### DATA RECORDS ###
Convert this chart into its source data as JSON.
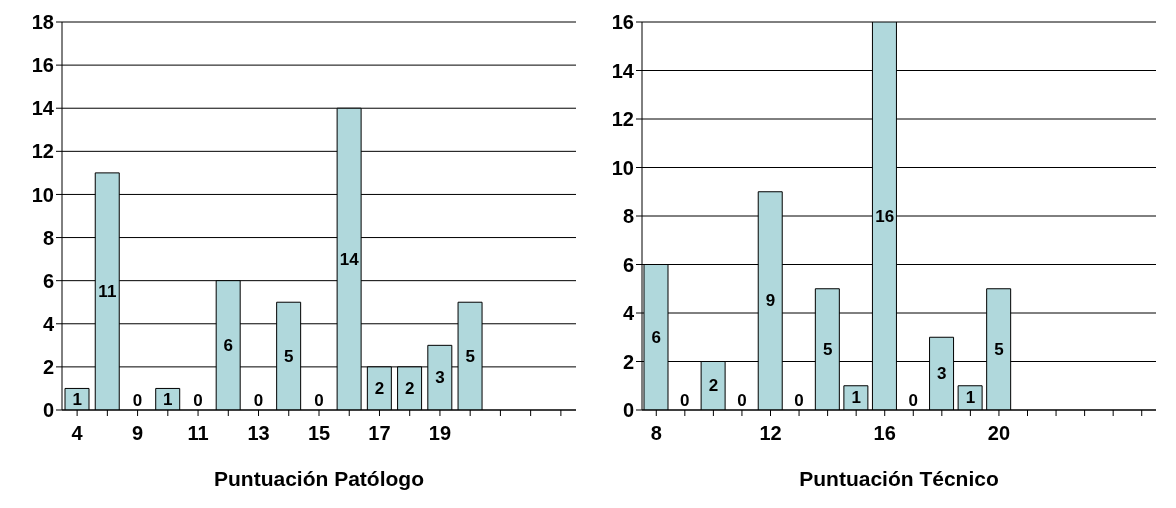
{
  "chart_data": [
    {
      "type": "bar",
      "xlabel": "Puntuación Patólogo",
      "categories": [
        "4",
        null,
        "9",
        null,
        "11",
        null,
        "13",
        null,
        "15",
        null,
        "17",
        null,
        "19",
        null,
        null,
        null,
        null
      ],
      "values": [
        1,
        11,
        0,
        1,
        0,
        6,
        0,
        5,
        0,
        14,
        2,
        2,
        3,
        5,
        null,
        null,
        null
      ],
      "color": "#b0d8dc",
      "ylim": [
        0,
        18
      ],
      "yticks": [
        0,
        2,
        4,
        6,
        8,
        10,
        12,
        14,
        16,
        18
      ],
      "grid": "y",
      "data_labels": true
    },
    {
      "type": "bar",
      "xlabel": "Puntuación Técnico",
      "categories": [
        "8",
        null,
        null,
        null,
        "12",
        null,
        null,
        null,
        "16",
        null,
        null,
        null,
        "20",
        null,
        null,
        null,
        null,
        null
      ],
      "values": [
        6,
        0,
        2,
        0,
        9,
        0,
        5,
        1,
        16,
        0,
        3,
        1,
        5,
        null,
        null,
        null,
        null,
        null
      ],
      "color": "#b0d8dc",
      "ylim": [
        0,
        16
      ],
      "yticks": [
        0,
        2,
        4,
        6,
        8,
        10,
        12,
        14,
        16
      ],
      "grid": "y",
      "data_labels": true
    }
  ]
}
###
Leave out the pictures and restate everything else word for word.

Convert this chart into its source data as JSON.
{
  "chart_data": [
    {
      "type": "bar",
      "xlabel": "Puntuación Patólogo",
      "categories": [
        "4",
        null,
        "9",
        null,
        "11",
        null,
        "13",
        null,
        "15",
        null,
        "17",
        null,
        "19",
        null,
        null,
        null,
        null
      ],
      "values": [
        1,
        11,
        0,
        1,
        0,
        6,
        0,
        5,
        0,
        14,
        2,
        2,
        3,
        5,
        null,
        null,
        null
      ],
      "color": "#b0d8dc",
      "ylim": [
        0,
        18
      ],
      "yticks": [
        0,
        2,
        4,
        6,
        8,
        10,
        12,
        14,
        16,
        18
      ],
      "grid": "y",
      "data_labels": true
    },
    {
      "type": "bar",
      "xlabel": "Puntuación Técnico",
      "categories": [
        "8",
        null,
        null,
        null,
        "12",
        null,
        null,
        null,
        "16",
        null,
        null,
        null,
        "20",
        null,
        null,
        null,
        null,
        null
      ],
      "values": [
        6,
        0,
        2,
        0,
        9,
        0,
        5,
        1,
        16,
        0,
        3,
        1,
        5,
        null,
        null,
        null,
        null,
        null
      ],
      "color": "#b0d8dc",
      "ylim": [
        0,
        16
      ],
      "yticks": [
        0,
        2,
        4,
        6,
        8,
        10,
        12,
        14,
        16
      ],
      "grid": "y",
      "data_labels": true
    }
  ]
}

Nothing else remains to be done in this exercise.